What the task asks
Check every line for the word "aniversario" and state how many lines have it. Reply with the number alone.

Entries supplied
•••

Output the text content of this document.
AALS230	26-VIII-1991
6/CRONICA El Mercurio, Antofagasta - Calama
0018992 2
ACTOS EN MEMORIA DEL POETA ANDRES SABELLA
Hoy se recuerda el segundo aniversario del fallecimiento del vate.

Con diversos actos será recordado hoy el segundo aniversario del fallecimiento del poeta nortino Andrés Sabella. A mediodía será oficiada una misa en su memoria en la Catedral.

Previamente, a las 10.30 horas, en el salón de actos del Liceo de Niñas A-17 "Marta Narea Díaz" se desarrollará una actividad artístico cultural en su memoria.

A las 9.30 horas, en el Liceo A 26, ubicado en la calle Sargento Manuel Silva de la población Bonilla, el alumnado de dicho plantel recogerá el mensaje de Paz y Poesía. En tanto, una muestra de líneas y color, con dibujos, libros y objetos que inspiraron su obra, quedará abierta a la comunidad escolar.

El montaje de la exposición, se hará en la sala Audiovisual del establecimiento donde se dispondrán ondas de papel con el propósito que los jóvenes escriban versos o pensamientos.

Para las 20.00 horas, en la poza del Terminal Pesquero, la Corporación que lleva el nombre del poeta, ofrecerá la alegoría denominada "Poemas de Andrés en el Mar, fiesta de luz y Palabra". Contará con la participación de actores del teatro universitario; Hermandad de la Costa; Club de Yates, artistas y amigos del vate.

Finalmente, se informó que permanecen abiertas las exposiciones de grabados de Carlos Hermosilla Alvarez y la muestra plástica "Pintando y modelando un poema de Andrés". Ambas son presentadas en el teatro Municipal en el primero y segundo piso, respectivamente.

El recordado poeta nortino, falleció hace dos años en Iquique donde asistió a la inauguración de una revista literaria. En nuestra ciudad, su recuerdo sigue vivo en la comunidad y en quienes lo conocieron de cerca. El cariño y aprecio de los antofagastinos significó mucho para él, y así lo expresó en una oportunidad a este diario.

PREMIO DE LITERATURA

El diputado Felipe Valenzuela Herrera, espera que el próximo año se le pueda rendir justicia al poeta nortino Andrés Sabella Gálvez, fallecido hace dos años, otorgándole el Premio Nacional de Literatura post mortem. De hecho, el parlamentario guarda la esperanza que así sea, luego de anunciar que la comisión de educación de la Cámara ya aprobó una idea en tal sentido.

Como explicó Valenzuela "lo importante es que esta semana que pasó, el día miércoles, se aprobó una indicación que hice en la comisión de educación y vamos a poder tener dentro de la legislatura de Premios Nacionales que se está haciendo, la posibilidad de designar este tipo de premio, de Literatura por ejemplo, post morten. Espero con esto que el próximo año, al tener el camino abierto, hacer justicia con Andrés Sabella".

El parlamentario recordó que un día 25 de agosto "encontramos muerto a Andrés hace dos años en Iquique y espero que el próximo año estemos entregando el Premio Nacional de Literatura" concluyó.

•••

Result of this task
2